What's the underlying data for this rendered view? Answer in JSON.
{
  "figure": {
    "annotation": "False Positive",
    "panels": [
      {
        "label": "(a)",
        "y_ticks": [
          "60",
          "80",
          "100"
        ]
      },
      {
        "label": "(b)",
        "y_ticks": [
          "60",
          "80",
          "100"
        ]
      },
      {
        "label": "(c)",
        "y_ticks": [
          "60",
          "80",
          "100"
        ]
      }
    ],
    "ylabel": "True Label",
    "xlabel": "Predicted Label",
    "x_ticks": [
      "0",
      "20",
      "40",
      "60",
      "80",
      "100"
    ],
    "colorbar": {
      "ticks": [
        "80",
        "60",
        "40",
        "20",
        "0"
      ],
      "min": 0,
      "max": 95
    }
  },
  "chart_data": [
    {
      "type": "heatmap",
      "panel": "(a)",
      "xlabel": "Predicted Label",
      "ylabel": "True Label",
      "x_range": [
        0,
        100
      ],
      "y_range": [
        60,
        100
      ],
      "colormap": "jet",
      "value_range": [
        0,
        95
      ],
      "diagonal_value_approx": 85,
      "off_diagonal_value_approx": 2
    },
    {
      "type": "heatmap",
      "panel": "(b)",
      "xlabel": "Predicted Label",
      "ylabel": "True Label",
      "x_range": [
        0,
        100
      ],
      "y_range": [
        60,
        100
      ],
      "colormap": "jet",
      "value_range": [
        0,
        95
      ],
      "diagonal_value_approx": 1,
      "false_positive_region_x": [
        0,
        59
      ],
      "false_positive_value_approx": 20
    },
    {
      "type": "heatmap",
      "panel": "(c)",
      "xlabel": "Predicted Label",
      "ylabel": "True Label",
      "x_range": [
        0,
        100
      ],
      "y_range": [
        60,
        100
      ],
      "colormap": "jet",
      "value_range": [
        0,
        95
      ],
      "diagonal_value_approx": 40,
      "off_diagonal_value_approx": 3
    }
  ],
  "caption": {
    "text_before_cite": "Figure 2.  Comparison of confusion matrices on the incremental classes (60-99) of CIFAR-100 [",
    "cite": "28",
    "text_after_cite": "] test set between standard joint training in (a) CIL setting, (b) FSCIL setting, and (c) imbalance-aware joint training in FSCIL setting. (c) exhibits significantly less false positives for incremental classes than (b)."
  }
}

---*---

■ What you are asked to do ■
Scan the material above. Extract every line in which the word "classes" occurs.

■ Worked solution ■
    "text_before_cite": "Figure 2.  Comparison of confusion matrices on the incremental classes (60-99) of CIFAR-100 [",
    "text_after_cite": "] test set between standard joint training in (a) CIL setting, (b) FSCIL setting, and (c) imbalance-aware joint training in FSCIL setting. (c) exhibits significantly less false positives for incremental classes than (b)."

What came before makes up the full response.